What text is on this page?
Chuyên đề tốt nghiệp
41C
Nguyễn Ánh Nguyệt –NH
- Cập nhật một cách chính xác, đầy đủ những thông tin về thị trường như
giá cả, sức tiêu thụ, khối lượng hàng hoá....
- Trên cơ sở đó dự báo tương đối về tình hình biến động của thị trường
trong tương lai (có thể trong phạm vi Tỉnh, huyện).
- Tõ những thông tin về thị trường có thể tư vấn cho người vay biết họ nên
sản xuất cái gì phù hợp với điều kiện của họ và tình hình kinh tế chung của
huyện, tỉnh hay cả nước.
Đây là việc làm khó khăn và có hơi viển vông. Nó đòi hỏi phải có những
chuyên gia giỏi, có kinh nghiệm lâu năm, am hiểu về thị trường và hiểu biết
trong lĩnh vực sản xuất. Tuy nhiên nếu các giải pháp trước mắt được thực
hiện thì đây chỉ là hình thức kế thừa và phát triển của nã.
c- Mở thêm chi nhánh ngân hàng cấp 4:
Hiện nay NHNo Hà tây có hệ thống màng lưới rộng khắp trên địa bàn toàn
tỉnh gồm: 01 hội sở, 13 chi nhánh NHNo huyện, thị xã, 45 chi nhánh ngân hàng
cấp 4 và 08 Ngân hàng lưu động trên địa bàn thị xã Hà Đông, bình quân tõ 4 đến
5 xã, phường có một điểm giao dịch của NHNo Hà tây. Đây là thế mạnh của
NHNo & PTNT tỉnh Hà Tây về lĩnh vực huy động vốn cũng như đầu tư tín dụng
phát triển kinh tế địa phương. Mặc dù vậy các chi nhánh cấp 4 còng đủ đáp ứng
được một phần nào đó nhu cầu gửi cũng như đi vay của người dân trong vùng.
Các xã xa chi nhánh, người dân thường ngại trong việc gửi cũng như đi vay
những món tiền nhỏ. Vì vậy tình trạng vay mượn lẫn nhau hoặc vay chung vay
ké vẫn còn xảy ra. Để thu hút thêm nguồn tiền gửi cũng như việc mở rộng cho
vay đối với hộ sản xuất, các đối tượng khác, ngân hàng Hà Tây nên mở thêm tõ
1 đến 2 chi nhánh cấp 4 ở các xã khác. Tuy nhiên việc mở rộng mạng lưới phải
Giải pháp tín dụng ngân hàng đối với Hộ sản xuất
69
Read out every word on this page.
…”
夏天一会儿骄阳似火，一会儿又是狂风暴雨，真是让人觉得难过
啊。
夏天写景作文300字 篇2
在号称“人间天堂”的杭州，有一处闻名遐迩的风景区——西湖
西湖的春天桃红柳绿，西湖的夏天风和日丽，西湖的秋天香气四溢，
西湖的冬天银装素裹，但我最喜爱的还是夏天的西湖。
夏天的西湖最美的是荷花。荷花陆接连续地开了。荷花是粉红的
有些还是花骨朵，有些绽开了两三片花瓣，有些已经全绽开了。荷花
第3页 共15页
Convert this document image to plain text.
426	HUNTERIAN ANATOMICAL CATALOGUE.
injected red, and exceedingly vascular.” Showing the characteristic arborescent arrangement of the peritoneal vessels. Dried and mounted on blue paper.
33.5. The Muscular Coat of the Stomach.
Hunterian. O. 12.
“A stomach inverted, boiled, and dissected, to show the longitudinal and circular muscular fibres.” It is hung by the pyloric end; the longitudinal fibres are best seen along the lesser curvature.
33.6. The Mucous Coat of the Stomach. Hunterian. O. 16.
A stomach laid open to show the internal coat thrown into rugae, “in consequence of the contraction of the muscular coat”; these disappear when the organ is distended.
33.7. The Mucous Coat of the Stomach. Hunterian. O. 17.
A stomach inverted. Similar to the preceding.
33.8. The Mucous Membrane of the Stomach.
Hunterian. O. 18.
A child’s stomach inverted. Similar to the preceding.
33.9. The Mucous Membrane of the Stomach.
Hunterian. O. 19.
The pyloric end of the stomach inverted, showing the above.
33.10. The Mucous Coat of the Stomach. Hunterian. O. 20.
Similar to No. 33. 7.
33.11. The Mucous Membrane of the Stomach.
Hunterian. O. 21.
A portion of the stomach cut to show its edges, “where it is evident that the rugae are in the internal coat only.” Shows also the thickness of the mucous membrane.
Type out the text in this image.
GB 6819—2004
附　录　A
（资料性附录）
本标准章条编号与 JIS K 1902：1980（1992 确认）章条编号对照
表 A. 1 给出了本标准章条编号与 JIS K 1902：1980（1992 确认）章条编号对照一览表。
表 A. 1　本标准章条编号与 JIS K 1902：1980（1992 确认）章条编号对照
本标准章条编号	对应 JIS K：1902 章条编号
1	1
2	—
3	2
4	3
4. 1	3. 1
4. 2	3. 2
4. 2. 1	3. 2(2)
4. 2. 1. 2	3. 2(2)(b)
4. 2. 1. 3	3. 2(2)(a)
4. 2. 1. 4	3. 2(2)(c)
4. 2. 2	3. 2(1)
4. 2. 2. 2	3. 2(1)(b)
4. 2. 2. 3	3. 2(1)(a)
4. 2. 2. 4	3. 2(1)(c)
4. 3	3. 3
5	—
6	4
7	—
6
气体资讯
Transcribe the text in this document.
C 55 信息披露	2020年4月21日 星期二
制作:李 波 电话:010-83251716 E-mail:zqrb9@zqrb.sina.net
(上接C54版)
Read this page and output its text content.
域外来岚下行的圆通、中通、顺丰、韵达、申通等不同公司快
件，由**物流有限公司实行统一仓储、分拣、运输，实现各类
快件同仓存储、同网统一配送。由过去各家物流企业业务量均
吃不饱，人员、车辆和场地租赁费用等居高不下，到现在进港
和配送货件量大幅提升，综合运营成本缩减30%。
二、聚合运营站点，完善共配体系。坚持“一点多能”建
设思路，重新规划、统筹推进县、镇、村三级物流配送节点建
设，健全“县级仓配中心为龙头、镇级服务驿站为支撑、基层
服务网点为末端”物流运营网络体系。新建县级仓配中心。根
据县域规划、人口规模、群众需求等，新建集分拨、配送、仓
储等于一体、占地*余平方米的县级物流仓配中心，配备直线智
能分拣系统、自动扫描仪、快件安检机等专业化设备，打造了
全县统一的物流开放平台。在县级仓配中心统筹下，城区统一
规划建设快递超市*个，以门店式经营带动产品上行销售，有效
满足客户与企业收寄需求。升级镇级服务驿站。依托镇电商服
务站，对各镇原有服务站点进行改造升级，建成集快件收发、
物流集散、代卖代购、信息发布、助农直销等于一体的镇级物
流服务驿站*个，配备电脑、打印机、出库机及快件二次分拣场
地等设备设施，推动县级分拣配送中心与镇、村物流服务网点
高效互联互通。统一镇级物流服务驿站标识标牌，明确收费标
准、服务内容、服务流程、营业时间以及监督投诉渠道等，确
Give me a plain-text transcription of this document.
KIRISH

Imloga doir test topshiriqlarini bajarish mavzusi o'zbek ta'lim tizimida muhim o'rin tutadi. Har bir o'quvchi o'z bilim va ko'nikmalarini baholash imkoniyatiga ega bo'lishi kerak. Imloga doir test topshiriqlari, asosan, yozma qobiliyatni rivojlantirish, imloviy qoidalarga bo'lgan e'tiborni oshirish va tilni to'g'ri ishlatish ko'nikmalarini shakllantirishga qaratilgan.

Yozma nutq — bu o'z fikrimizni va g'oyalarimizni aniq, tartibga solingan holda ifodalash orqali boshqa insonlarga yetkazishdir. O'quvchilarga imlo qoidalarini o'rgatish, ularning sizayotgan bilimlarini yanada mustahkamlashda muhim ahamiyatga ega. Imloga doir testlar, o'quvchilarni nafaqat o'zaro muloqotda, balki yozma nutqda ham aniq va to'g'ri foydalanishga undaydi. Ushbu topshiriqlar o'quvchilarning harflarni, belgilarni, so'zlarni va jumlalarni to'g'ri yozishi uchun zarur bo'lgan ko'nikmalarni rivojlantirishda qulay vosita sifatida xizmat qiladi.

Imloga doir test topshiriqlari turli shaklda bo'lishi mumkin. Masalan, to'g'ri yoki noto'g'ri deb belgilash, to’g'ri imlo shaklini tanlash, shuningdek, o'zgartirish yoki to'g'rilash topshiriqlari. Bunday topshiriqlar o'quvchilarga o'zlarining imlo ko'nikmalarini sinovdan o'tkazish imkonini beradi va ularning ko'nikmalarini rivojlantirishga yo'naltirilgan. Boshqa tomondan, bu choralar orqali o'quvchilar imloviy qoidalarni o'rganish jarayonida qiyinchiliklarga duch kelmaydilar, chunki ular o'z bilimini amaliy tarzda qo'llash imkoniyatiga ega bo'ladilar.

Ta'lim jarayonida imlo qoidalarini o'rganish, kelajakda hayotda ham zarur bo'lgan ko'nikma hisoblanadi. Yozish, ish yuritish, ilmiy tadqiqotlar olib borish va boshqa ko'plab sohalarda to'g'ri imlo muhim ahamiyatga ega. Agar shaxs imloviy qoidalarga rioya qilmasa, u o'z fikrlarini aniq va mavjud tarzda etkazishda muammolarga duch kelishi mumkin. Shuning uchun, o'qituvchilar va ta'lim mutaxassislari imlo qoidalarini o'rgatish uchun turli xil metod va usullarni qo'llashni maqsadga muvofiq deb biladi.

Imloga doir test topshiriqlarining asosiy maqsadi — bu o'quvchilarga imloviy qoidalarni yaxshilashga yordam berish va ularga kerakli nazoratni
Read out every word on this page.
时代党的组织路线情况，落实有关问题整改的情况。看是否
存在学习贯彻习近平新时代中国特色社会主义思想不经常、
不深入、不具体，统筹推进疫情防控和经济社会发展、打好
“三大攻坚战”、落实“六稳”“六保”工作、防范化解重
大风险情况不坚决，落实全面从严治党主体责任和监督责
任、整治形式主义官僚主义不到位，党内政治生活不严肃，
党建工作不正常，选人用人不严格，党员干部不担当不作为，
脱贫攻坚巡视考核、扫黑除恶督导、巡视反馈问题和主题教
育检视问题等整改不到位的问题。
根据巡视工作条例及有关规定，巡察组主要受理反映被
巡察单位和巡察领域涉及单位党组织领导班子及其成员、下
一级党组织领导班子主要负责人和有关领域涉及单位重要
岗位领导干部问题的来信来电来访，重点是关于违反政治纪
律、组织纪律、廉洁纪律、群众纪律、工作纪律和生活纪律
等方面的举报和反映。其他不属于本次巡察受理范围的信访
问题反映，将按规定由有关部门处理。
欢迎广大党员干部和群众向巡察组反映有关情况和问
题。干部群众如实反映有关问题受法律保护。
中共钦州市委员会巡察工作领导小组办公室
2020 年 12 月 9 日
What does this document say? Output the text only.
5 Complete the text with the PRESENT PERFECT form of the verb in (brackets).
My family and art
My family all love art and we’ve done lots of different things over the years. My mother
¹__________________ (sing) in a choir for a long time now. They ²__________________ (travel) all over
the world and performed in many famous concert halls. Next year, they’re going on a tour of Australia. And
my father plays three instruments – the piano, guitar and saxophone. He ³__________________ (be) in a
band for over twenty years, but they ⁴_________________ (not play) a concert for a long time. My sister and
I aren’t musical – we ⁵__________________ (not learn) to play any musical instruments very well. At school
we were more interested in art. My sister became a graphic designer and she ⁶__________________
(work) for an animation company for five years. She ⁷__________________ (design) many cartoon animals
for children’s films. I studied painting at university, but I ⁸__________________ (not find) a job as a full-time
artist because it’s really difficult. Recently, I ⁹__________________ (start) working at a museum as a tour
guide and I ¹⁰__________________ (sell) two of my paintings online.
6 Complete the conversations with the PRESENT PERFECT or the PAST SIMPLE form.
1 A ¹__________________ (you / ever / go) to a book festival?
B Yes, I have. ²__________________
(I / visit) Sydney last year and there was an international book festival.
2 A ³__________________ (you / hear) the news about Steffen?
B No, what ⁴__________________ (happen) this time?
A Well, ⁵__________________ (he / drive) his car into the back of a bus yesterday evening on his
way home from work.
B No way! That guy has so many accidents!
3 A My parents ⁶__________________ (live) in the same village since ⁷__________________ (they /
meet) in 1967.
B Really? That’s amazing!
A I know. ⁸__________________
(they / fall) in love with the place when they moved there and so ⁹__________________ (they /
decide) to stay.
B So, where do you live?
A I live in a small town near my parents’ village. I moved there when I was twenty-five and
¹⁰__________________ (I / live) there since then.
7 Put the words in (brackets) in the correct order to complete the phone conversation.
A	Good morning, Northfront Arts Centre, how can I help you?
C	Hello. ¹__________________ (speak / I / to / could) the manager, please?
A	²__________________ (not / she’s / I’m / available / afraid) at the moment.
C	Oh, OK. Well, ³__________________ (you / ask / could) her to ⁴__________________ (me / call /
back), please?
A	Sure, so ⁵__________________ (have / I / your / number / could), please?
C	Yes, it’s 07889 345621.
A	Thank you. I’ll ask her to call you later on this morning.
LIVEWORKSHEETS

::::

[Written task]:
Going through the lines above one by one, tally those with the word "since" and give only the total.

[Output]:
2